Work through the entries below and report how many lines include "træbukke". The number alone is the answer.

▶ [DATASET EXCERPTS]

** BEGIN **

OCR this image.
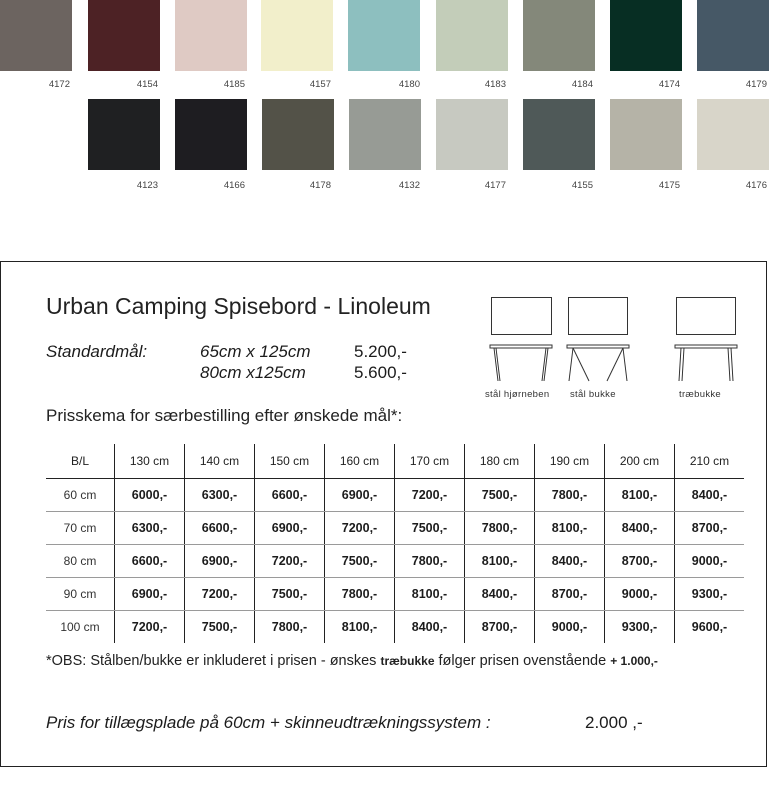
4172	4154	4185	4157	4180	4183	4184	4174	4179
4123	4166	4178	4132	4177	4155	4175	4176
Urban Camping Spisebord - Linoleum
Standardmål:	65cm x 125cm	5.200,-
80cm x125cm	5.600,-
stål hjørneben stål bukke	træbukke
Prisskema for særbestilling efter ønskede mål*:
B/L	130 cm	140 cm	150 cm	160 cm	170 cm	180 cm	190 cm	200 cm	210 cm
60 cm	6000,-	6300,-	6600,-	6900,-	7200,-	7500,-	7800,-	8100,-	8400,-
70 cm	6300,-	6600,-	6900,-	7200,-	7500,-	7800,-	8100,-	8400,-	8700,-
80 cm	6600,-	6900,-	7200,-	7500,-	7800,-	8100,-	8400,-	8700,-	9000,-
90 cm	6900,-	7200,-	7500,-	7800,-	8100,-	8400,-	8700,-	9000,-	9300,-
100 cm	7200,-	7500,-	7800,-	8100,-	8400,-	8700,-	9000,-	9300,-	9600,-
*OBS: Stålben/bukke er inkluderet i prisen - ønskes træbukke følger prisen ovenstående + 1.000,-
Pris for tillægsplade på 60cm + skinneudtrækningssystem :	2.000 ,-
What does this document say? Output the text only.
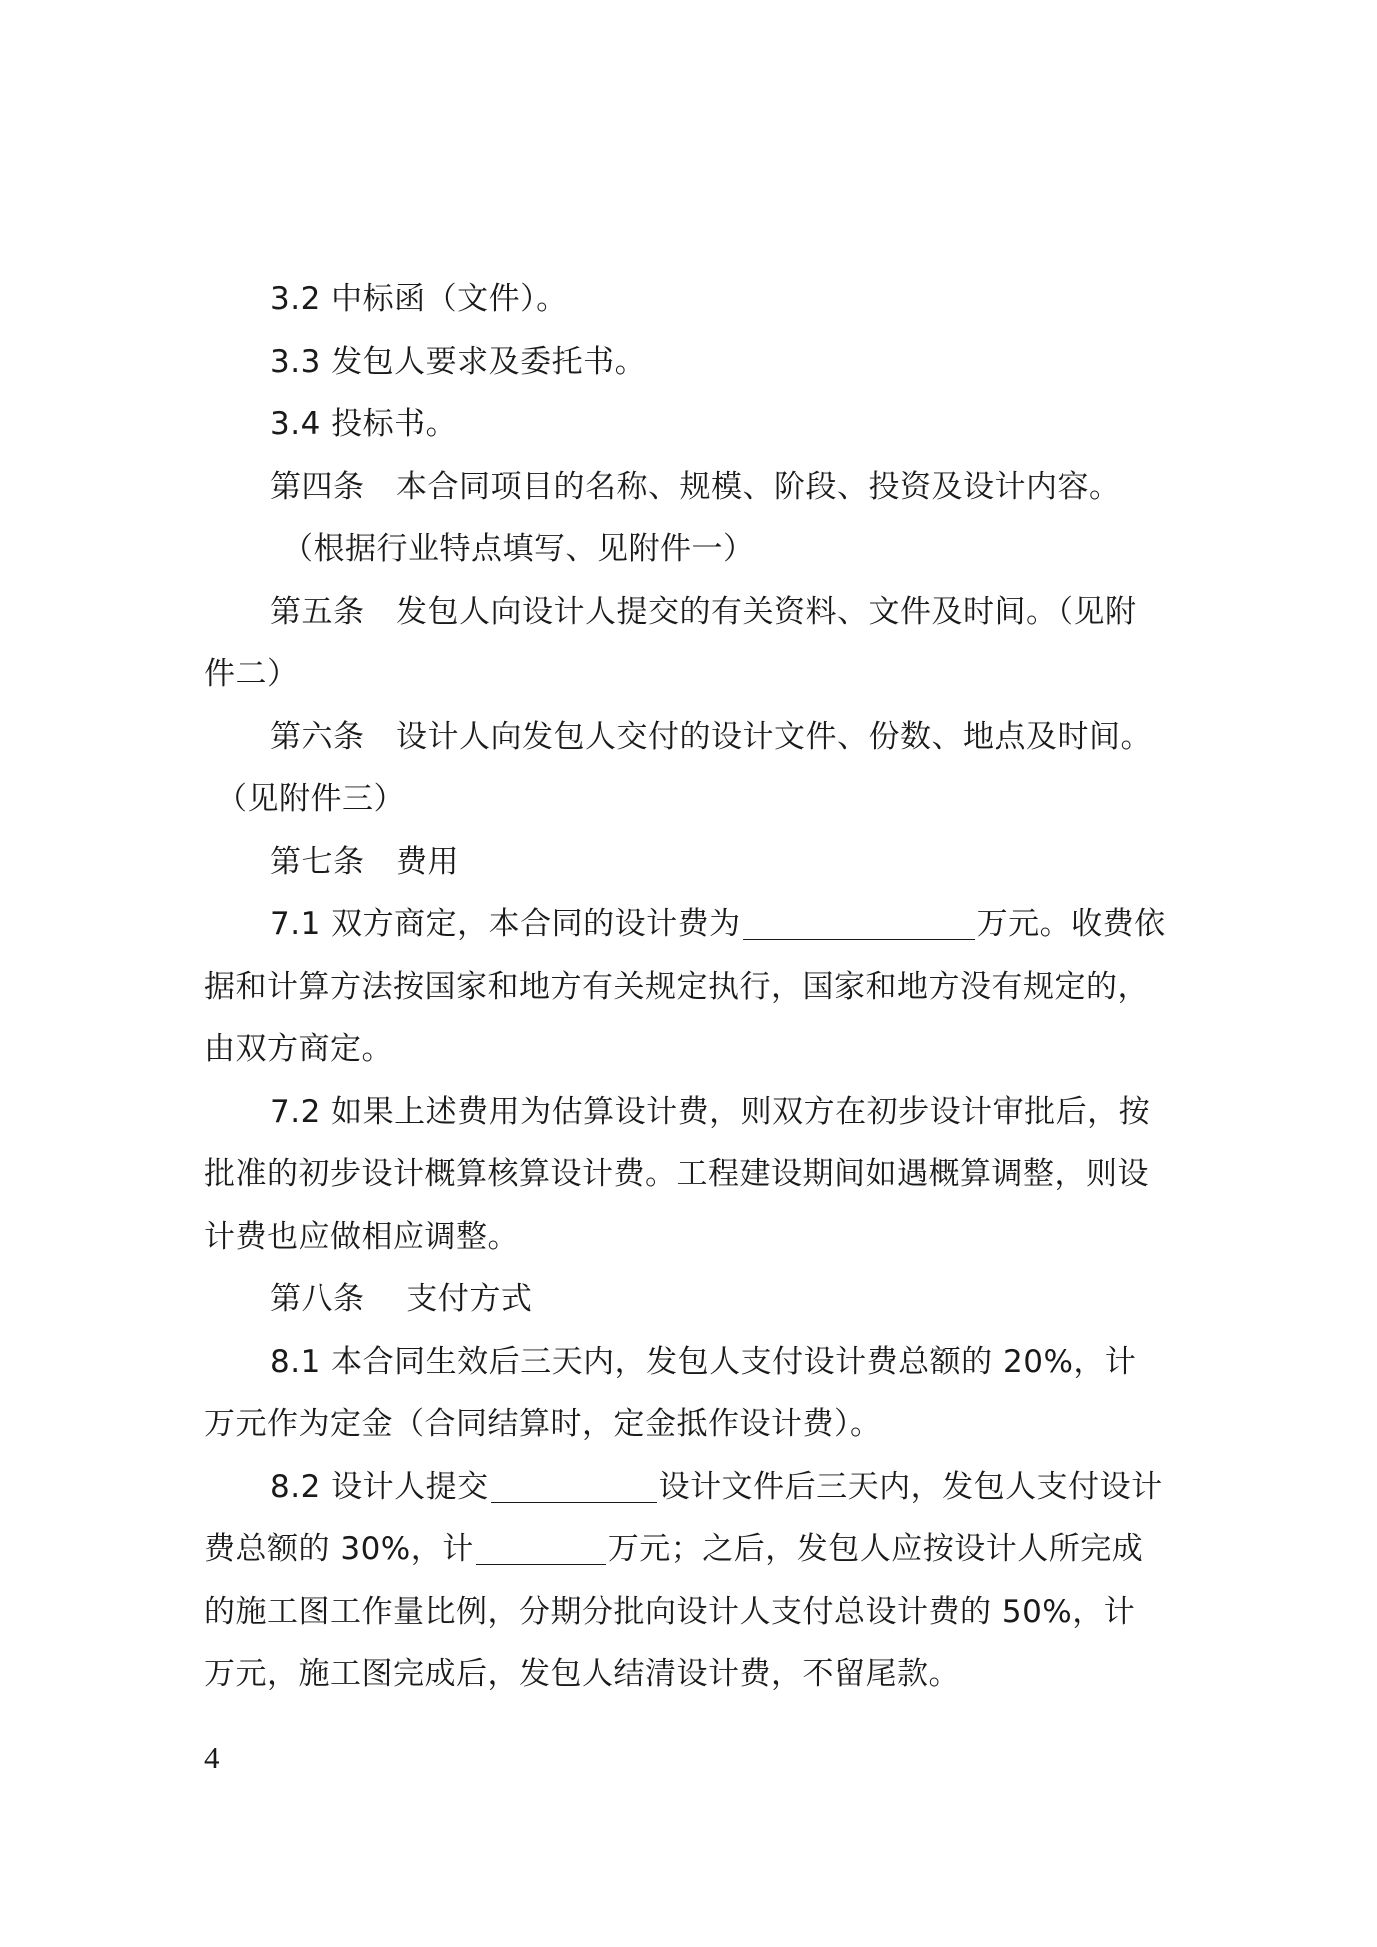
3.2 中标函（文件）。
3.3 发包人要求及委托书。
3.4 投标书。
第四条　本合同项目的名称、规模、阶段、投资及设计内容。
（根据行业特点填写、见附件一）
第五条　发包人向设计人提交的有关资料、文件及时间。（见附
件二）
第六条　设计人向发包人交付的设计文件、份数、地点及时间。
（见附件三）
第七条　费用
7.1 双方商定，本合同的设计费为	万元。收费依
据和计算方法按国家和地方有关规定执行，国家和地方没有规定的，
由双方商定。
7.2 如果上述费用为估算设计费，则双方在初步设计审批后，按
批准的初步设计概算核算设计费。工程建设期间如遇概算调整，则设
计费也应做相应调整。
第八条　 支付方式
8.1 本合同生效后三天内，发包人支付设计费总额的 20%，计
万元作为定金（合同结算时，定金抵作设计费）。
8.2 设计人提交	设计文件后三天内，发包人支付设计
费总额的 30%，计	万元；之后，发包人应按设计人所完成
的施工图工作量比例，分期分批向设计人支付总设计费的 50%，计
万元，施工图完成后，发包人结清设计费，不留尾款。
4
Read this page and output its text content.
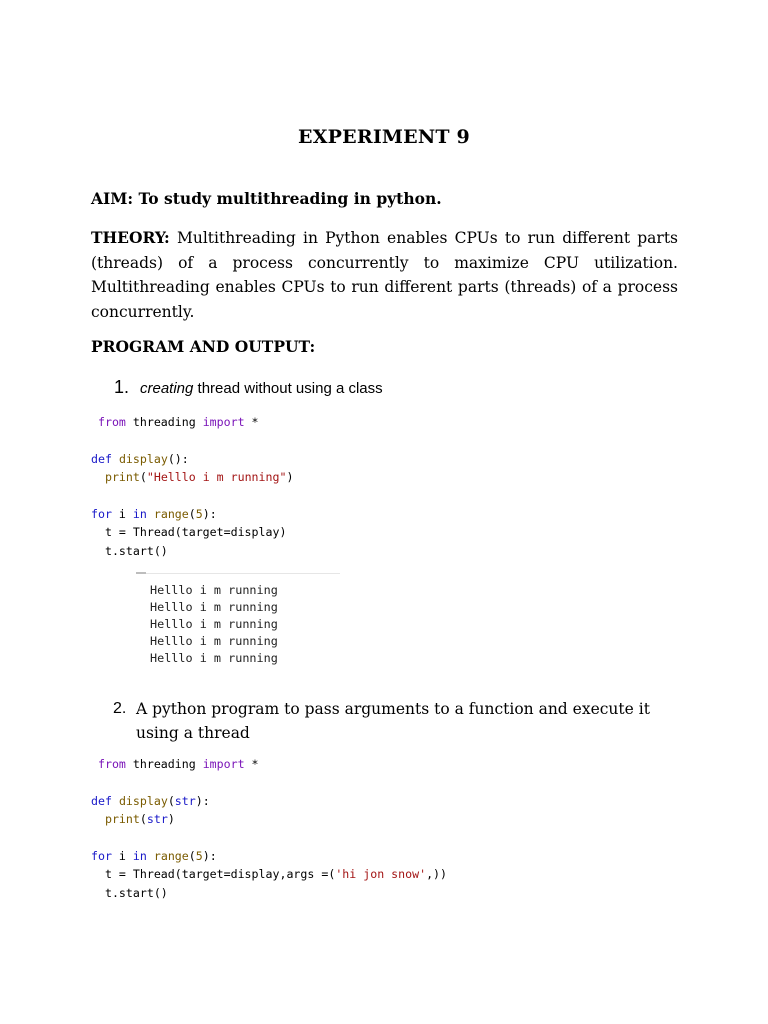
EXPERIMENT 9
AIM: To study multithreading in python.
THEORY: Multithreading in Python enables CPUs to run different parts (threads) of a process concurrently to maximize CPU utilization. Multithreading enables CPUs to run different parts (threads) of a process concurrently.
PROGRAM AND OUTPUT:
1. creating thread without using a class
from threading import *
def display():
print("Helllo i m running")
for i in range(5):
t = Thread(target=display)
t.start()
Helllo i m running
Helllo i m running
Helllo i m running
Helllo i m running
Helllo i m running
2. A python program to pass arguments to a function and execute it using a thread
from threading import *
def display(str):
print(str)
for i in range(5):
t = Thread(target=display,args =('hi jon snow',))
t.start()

** END **

▶ [EXERCISE RESULT] 2